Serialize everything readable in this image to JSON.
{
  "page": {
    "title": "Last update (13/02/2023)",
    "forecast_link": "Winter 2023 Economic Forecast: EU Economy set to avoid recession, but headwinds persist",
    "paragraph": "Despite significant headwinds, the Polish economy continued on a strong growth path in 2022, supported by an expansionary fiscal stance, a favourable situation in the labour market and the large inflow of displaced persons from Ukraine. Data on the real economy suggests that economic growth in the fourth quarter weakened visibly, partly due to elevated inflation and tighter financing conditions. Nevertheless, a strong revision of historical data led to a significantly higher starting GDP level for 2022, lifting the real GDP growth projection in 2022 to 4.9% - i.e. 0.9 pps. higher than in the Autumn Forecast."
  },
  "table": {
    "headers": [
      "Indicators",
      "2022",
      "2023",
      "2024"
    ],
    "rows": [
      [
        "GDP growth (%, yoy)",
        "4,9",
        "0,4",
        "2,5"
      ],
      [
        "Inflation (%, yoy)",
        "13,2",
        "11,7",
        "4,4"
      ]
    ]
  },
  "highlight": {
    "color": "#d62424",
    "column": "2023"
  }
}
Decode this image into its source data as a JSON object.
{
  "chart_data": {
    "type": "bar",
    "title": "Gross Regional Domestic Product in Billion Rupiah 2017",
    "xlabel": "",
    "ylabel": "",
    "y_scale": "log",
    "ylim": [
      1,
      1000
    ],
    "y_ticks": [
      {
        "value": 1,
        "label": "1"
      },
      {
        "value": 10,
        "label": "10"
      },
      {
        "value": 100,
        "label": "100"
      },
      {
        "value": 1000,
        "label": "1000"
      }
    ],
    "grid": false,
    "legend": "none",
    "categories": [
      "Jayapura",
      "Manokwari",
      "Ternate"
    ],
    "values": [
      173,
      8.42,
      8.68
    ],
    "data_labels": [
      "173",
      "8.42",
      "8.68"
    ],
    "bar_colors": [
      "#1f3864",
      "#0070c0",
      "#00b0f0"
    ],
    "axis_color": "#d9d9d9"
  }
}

══════════

**WHAT NEEDS TO BE DONE:** Extract all lines as given.

**EXPECTED ANSWER:**
Serialize everything readable in this image to JSON.
{
  "page": {
    "title": "Last update (13/02/2023)",
    "forecast_link": "Winter 2023 Economic Forecast: EU Economy set to avoid recession, but headwinds persist",
    "paragraph": "Despite significant headwinds, the Polish economy continued on a strong growth path in 2022, supported by an expansionary fiscal stance, a favourable situation in the labour market and the large inflow of displaced persons from Ukraine. Data on the real economy suggests that economic growth in the fourth quarter weakened visibly, partly due to elevated inflation and tighter financing conditions. Nevertheless, a strong revision of historical data led to a significantly higher starting GDP level for 2022, lifting the real GDP growth projection in 2022 to 4.9% - i.e. 0.9 pps. higher than in the Autumn Forecast."
  },
  "table": {
    "headers": [
      "Indicators",
      "2022",
      "2023",
      "2024"
    ],
    "rows": [
      [
        "GDP growth (%, yoy)",
        "4,9",
        "0,4",
        "2,5"
      ],
      [
        "Inflation (%, yoy)",
        "13,2",
        "11,7",
        "4,4"
      ]
    ]
  },
  "highlight": {
    "color": "#d62424",
    "column": "2023"
  }
}
Decode this image into its source data as a JSON object.
{
  "chart_data": {
    "type": "bar",
    "title": "Gross Regional Domestic Product in Billion Rupiah 2017",
    "xlabel": "",
    "ylabel": "",
    "y_scale": "log",
    "ylim": [
      1,
      1000
    ],
    "y_ticks": [
      {
        "value": 1,
        "label": "1"
      },
      {
        "value": 10,
        "label": "10"
      },
      {
        "value": 100,
        "label": "100"
      },
      {
        "value": 1000,
        "label": "1000"
      }
    ],
    "grid": false,
    "legend": "none",
    "categories": [
      "Jayapura",
      "Manokwari",
      "Ternate"
    ],
    "values": [
      173,
      8.42,
      8.68
    ],
    "data_labels": [
      "173",
      "8.42",
      "8.68"
    ],
    "bar_colors": [
      "#1f3864",
      "#0070c0",
      "#00b0f0"
    ],
    "axis_color": "#d9d9d9"
  }
}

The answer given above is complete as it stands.